What you are asked to do — Look through the data below. Collect every line where the word "this" occurs.

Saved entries
● ● ●

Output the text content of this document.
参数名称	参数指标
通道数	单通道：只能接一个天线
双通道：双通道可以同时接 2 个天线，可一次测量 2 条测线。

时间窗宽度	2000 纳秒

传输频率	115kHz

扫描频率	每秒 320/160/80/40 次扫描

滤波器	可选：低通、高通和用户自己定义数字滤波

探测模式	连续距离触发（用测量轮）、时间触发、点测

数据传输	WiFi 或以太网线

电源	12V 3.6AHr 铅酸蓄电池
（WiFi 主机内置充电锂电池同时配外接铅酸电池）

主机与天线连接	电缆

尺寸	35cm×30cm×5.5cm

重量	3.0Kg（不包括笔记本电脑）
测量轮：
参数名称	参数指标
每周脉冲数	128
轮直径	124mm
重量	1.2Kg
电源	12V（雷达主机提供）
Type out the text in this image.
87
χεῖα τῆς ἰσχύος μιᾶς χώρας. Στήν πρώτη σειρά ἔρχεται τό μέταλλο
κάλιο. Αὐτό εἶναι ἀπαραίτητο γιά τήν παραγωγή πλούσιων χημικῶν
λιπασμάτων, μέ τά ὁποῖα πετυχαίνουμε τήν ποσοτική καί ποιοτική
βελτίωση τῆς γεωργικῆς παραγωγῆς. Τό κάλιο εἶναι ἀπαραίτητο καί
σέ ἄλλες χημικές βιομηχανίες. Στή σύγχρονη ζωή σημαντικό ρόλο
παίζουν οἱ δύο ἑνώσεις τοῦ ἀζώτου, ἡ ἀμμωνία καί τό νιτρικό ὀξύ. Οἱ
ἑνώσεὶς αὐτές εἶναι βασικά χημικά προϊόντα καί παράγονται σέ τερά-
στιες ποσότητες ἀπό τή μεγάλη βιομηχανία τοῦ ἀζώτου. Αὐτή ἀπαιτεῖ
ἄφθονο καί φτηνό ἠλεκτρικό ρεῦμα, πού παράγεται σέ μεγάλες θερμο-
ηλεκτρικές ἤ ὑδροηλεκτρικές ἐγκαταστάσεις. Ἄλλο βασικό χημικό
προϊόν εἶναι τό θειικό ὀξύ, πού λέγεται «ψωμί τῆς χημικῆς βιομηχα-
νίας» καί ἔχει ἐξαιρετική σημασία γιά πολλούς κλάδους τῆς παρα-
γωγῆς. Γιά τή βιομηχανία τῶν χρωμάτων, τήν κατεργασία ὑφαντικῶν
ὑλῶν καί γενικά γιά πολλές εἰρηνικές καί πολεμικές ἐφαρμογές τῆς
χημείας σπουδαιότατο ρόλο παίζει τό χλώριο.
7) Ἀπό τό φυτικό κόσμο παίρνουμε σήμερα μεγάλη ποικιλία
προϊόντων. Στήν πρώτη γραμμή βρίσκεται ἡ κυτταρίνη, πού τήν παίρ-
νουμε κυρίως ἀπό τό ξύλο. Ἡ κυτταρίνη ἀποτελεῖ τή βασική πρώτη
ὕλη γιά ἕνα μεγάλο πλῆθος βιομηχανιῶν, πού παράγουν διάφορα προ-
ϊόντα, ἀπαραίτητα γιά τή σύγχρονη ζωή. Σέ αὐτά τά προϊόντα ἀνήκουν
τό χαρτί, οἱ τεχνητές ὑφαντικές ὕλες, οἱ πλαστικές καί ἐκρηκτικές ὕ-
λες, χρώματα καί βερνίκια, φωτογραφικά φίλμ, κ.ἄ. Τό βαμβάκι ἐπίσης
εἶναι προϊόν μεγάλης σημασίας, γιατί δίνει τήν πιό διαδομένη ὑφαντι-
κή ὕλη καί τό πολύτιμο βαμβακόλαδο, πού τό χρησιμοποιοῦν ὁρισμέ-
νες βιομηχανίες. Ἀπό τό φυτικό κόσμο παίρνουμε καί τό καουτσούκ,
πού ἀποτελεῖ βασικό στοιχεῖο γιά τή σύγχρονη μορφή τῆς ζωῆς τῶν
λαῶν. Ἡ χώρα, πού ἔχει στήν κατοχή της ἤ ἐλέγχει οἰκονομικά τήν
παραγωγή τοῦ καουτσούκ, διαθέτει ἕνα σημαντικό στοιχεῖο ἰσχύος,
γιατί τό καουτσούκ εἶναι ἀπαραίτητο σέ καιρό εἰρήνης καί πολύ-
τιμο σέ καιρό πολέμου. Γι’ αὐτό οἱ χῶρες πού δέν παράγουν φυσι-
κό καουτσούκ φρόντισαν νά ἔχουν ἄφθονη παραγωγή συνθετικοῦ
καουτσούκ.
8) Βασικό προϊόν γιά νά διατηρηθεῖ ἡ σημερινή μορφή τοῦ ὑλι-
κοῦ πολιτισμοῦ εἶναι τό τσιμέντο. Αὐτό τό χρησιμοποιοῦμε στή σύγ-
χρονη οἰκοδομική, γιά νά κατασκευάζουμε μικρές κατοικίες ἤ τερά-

● ● ●

Full answer —
Output the text content of this document.
Type out the text in this image.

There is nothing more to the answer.